To be done
For every line in the data below that contains "name", copy the line.

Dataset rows
##########

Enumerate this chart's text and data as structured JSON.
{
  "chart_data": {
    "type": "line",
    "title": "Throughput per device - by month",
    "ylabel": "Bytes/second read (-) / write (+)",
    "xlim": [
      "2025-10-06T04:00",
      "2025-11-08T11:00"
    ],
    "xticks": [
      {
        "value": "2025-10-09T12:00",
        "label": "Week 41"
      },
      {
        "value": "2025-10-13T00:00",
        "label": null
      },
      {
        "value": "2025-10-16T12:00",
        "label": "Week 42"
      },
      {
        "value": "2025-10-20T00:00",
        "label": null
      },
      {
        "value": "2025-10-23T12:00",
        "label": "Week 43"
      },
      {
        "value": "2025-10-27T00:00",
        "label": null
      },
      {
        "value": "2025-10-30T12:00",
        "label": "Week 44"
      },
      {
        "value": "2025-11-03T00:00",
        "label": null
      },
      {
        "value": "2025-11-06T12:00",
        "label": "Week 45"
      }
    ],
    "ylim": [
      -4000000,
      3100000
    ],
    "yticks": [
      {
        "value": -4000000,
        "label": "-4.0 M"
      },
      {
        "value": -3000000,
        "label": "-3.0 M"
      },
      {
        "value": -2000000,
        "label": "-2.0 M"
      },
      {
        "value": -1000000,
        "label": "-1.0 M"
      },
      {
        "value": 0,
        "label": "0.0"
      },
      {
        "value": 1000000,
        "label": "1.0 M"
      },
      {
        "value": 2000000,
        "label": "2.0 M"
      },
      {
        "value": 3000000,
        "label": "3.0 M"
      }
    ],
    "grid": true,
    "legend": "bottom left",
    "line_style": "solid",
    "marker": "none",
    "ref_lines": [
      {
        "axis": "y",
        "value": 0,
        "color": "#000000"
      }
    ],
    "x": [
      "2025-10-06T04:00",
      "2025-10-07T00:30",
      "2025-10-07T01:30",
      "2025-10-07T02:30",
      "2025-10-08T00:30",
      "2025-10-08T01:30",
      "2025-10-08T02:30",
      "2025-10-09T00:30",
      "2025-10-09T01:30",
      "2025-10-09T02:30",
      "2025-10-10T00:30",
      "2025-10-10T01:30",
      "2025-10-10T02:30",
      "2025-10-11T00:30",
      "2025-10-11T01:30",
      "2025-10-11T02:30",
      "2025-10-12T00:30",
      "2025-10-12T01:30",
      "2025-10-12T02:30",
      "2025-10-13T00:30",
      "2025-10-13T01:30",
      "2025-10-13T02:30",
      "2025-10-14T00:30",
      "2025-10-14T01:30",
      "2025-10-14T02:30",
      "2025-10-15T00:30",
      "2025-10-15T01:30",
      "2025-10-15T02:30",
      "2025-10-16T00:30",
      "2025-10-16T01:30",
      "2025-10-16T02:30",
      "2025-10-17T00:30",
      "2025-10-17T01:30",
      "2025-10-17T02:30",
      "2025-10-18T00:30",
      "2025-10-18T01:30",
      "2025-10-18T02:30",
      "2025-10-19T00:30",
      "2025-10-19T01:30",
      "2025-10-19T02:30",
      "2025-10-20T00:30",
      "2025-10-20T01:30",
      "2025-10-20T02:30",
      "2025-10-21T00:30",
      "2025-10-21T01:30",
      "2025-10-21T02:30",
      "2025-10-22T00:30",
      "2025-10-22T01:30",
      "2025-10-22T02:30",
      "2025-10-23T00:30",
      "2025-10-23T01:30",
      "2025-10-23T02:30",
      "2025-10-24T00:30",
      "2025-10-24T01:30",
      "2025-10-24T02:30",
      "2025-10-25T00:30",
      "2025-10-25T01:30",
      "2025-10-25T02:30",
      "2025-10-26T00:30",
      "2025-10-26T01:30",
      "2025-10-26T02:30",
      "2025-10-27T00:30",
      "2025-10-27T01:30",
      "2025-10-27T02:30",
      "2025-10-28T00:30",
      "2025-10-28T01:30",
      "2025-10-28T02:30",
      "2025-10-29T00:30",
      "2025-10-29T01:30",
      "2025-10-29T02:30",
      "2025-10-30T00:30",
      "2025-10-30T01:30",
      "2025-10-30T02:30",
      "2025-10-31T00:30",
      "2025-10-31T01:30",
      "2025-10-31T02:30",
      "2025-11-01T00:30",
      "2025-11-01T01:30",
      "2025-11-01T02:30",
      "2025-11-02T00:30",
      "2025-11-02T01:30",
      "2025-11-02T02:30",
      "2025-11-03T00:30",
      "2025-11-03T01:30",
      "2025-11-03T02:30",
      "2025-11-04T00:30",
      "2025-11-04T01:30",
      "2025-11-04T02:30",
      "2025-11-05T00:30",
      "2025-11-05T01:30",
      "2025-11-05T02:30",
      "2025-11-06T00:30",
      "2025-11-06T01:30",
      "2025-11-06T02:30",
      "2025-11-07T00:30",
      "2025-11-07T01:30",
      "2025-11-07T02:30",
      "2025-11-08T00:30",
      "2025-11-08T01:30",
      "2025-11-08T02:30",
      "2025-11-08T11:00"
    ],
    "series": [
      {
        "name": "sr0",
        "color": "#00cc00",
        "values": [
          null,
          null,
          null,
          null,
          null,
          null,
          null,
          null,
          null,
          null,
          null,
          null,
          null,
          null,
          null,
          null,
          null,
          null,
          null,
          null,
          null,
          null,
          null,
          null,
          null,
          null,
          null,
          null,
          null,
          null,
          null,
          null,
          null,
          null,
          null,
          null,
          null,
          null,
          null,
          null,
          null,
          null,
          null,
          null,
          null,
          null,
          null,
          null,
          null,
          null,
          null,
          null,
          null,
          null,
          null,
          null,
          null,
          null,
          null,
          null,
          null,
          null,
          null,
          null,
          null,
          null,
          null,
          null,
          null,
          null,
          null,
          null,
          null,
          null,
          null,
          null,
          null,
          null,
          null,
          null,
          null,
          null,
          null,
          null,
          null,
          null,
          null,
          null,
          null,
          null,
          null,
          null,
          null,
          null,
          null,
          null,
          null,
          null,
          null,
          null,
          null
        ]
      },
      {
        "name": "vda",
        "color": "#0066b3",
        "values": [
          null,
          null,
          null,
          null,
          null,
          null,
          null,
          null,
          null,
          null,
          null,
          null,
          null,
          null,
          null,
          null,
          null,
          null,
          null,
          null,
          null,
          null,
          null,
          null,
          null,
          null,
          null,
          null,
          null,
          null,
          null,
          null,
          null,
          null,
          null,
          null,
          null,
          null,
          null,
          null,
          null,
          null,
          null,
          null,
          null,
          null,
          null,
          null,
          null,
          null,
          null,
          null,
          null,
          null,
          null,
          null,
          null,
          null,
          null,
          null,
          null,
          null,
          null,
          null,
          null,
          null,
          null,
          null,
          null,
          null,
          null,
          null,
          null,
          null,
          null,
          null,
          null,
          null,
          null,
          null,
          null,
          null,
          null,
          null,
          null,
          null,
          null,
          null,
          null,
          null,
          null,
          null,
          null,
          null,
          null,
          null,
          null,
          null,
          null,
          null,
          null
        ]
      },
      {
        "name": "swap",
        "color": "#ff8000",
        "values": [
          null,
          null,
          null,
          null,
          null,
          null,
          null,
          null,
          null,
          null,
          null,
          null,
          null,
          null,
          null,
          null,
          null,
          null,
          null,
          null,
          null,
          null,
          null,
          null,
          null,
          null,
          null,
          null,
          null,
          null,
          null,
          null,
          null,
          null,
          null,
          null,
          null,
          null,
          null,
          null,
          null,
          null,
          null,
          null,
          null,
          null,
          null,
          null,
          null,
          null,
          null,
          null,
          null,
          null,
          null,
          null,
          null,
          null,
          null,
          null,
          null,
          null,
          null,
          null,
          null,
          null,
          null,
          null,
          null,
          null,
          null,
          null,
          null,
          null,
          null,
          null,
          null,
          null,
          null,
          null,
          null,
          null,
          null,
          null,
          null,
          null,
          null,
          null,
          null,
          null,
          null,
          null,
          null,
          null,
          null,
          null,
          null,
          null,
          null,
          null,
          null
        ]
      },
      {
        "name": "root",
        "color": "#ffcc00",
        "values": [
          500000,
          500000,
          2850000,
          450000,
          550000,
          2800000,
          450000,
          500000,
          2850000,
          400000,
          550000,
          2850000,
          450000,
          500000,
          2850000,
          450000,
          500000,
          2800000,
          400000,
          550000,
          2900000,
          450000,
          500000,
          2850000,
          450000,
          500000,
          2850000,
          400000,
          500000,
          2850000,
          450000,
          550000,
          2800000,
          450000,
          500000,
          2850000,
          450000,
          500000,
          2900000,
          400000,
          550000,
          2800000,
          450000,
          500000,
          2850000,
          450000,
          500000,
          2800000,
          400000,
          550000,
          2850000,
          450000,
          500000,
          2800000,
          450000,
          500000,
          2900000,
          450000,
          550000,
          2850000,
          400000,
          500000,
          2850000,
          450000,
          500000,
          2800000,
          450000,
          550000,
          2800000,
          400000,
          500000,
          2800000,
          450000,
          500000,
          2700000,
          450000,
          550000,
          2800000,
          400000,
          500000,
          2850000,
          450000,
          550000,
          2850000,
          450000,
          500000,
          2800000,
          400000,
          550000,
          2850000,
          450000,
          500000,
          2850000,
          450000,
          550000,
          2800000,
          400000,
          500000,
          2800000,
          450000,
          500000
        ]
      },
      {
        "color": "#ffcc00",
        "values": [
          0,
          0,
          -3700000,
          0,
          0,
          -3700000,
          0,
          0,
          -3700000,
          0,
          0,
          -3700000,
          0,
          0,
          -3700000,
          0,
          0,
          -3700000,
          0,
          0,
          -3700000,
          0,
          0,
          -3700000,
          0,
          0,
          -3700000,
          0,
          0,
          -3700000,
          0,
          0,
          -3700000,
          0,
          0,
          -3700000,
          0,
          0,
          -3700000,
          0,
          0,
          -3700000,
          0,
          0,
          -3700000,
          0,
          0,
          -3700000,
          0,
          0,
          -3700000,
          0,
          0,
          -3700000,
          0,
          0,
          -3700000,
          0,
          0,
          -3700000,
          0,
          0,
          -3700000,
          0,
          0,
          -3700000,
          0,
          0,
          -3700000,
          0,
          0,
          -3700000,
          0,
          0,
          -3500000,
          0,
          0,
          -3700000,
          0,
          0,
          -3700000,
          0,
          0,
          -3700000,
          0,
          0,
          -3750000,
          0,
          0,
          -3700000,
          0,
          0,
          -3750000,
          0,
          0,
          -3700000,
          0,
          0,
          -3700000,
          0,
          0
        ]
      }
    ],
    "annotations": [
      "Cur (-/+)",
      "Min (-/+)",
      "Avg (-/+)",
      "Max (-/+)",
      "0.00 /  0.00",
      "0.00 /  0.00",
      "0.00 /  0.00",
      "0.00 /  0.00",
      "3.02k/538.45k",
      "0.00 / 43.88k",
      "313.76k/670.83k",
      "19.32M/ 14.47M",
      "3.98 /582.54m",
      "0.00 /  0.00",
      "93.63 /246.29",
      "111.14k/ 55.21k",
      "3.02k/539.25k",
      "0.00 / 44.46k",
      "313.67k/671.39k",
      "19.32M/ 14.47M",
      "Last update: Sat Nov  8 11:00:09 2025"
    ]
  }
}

##########

Output for this exercise
        "name": "sr0",
        "name": "vda",
        "name": "swap",
        "name": "root",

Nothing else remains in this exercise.